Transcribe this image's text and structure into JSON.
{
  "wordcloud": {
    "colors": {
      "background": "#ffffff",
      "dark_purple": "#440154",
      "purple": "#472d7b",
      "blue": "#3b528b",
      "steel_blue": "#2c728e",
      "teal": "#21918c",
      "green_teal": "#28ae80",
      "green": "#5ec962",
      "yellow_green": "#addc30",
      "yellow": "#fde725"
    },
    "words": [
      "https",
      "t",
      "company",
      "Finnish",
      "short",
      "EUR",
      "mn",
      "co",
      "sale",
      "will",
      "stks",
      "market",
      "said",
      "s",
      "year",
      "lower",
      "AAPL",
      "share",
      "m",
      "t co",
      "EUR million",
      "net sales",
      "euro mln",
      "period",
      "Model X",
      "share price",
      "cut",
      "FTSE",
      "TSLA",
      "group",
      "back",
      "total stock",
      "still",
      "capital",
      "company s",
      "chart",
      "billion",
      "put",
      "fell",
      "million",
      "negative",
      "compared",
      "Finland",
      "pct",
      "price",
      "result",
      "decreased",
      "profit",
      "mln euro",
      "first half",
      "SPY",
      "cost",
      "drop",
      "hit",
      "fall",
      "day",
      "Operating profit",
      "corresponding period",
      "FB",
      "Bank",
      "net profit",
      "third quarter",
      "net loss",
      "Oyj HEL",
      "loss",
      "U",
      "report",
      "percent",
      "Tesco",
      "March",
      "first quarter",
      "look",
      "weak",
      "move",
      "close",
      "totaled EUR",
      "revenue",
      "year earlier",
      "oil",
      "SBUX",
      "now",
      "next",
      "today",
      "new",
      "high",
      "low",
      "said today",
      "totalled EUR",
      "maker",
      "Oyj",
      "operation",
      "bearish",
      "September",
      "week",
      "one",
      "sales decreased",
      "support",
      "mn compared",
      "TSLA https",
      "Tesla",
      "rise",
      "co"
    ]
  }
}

-=-=-=-=-

AIM: Copy the material above verbatim.

EXERCISE SOLUTION:
Transcribe this image's text and structure into JSON.
{
  "wordcloud": {
    "colors": {
      "background": "#ffffff",
      "dark_purple": "#440154",
      "purple": "#472d7b",
      "blue": "#3b528b",
      "steel_blue": "#2c728e",
      "teal": "#21918c",
      "green_teal": "#28ae80",
      "green": "#5ec962",
      "yellow_green": "#addc30",
      "yellow": "#fde725"
    },
    "words": [
      "https",
      "t",
      "company",
      "Finnish",
      "short",
      "EUR",
      "mn",
      "co",
      "sale",
      "will",
      "stks",
      "market",
      "said",
      "s",
      "year",
      "lower",
      "AAPL",
      "share",
      "m",
      "t co",
      "EUR million",
      "net sales",
      "euro mln",
      "period",
      "Model X",
      "share price",
      "cut",
      "FTSE",
      "TSLA",
      "group",
      "back",
      "total stock",
      "still",
      "capital",
      "company s",
      "chart",
      "billion",
      "put",
      "fell",
      "million",
      "negative",
      "compared",
      "Finland",
      "pct",
      "price",
      "result",
      "decreased",
      "profit",
      "mln euro",
      "first half",
      "SPY",
      "cost",
      "drop",
      "hit",
      "fall",
      "day",
      "Operating profit",
      "corresponding period",
      "FB",
      "Bank",
      "net profit",
      "third quarter",
      "net loss",
      "Oyj HEL",
      "loss",
      "U",
      "report",
      "percent",
      "Tesco",
      "March",
      "first quarter",
      "look",
      "weak",
      "move",
      "close",
      "totaled EUR",
      "revenue",
      "year earlier",
      "oil",
      "SBUX",
      "now",
      "next",
      "today",
      "new",
      "high",
      "low",
      "said today",
      "totalled EUR",
      "maker",
      "Oyj",
      "operation",
      "bearish",
      "September",
      "week",
      "one",
      "sales decreased",
      "support",
      "mn compared",
      "TSLA https",
      "Tesla",
      "rise",
      "co"
    ]
  }
}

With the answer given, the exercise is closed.